_Direction_
In the entries below, identify every line with the string "defined" and copy it.

_Given entries_
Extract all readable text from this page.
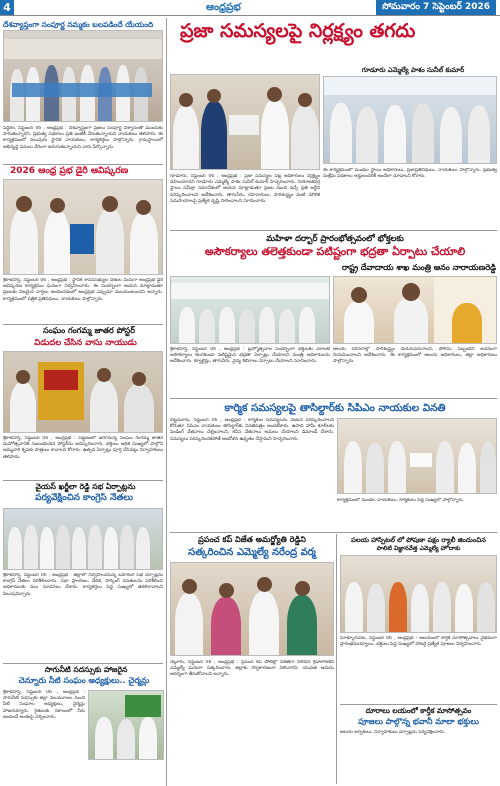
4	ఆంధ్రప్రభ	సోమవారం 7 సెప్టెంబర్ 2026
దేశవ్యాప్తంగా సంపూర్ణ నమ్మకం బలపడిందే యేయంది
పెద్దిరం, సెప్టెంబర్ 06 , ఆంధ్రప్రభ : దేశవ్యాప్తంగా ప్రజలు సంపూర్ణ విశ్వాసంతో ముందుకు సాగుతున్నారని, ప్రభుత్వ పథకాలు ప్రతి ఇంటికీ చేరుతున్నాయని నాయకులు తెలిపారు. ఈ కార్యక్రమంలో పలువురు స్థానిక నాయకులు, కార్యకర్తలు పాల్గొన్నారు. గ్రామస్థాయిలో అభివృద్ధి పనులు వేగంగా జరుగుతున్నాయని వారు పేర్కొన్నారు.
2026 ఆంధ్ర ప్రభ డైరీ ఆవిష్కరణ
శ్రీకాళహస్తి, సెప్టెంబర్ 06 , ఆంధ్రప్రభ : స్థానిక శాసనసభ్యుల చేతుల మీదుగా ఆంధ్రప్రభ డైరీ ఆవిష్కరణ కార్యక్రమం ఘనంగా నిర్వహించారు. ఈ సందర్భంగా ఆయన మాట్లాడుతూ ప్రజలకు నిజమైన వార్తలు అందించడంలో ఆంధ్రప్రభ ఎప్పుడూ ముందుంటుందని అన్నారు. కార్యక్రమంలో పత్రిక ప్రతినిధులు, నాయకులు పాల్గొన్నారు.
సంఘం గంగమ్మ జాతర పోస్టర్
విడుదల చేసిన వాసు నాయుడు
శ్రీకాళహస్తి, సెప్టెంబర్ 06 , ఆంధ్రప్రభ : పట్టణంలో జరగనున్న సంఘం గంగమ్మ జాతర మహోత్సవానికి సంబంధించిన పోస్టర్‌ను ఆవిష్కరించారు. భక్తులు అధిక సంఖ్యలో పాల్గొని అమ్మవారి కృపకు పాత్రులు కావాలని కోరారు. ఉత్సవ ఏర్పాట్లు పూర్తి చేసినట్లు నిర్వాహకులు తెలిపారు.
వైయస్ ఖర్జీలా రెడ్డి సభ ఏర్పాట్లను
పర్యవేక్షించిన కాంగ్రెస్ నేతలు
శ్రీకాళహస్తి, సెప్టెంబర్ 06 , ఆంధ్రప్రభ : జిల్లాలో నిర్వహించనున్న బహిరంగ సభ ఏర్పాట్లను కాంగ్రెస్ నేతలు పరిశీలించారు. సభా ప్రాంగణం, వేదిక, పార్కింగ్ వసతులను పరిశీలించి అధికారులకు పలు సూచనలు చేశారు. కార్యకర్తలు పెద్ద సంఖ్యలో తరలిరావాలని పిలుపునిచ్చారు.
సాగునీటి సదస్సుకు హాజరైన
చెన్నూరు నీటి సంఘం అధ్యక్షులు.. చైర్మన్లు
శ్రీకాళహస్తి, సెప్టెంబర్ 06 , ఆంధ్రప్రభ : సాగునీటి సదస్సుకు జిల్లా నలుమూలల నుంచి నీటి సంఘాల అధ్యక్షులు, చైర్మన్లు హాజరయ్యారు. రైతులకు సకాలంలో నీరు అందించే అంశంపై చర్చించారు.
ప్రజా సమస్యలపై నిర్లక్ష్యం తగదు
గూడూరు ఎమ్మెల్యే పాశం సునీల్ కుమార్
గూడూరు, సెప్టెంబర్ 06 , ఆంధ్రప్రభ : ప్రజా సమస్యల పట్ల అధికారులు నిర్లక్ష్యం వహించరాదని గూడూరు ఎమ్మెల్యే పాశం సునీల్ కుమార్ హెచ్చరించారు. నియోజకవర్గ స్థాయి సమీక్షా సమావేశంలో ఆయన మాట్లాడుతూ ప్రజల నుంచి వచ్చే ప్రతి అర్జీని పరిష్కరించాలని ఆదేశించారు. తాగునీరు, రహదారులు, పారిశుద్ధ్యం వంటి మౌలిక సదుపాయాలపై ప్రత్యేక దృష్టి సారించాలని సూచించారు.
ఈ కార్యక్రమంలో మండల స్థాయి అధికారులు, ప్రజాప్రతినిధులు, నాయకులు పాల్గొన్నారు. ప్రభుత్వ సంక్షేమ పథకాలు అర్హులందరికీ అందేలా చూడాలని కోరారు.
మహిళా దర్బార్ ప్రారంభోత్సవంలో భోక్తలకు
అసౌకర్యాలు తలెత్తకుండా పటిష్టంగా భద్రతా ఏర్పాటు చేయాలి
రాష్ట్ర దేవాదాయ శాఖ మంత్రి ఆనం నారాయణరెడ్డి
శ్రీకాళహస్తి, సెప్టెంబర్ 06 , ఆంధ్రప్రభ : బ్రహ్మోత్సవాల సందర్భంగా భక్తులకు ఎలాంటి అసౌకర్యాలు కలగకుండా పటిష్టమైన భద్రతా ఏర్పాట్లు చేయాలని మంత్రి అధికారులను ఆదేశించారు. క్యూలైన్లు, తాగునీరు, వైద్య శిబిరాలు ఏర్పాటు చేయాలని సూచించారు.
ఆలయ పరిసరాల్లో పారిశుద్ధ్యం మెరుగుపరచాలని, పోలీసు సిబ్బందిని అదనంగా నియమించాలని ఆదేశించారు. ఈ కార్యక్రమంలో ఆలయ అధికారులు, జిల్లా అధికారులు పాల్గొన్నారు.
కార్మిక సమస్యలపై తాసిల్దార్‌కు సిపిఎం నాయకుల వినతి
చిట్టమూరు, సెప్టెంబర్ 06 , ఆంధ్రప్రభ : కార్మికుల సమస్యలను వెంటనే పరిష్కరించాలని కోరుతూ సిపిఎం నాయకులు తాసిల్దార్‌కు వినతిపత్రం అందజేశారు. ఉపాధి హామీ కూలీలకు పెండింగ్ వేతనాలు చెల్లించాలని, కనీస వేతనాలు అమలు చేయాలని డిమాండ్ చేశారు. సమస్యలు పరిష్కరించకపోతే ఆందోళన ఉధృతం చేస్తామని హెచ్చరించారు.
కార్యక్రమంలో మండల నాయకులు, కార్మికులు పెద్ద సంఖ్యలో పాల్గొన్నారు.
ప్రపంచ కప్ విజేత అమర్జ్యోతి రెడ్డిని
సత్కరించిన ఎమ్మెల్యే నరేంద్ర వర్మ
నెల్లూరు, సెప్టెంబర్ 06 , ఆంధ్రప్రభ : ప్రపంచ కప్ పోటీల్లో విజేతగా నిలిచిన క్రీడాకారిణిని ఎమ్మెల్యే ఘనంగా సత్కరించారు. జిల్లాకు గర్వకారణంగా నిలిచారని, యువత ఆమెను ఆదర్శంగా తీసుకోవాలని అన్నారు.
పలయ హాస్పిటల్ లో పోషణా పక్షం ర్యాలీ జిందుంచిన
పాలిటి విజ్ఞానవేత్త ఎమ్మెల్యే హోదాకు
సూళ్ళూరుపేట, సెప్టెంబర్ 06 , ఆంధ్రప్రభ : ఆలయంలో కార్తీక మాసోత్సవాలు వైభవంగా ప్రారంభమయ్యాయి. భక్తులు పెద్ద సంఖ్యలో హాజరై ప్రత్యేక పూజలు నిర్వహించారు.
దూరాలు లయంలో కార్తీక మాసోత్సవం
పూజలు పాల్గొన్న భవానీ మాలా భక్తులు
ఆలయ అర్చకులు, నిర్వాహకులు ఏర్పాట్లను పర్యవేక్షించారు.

--

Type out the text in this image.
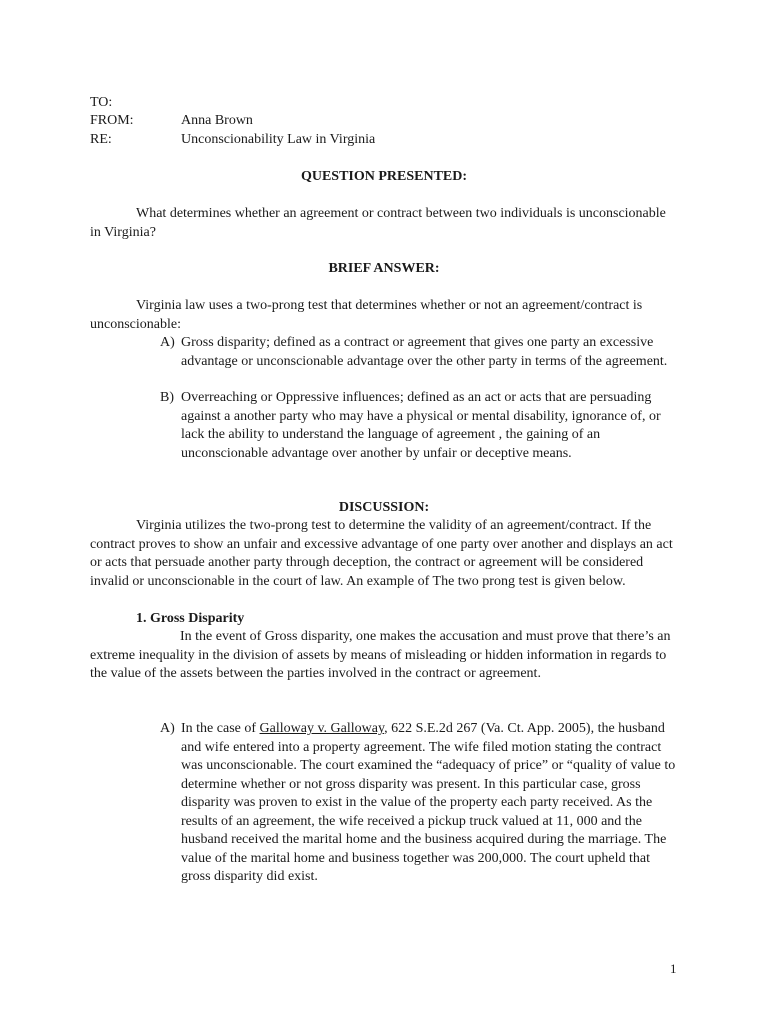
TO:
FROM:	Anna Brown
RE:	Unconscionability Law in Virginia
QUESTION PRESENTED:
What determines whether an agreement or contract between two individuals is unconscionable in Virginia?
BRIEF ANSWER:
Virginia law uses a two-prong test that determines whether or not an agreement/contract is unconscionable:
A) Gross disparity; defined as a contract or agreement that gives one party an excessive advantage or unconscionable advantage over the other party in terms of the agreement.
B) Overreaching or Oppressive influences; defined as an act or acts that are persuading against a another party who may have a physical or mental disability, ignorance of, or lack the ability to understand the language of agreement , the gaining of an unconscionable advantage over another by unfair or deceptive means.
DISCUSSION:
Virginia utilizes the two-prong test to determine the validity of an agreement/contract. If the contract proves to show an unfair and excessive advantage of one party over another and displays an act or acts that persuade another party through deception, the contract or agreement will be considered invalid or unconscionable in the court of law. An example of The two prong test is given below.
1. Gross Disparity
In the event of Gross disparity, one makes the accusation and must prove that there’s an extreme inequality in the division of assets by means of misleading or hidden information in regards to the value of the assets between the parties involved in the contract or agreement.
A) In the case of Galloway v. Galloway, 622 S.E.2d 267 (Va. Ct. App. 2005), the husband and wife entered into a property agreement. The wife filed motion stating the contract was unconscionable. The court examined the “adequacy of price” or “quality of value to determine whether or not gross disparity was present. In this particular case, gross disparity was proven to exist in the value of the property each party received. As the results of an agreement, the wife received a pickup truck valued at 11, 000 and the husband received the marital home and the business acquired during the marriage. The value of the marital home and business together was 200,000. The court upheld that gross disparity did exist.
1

_The result_
A) Gross disparity; defined as a contract or agreement that gives one party an excessive advantage or unconscionable advantage over the other party in terms of the agreement.
B) Overreaching or Oppressive influences; defined as an act or acts that are persuading against a another party who may have a physical or mental disability, ignorance of, or lack the ability to understand the language of agreement , the gaining of an unconscionable advantage over another by unfair or deceptive means.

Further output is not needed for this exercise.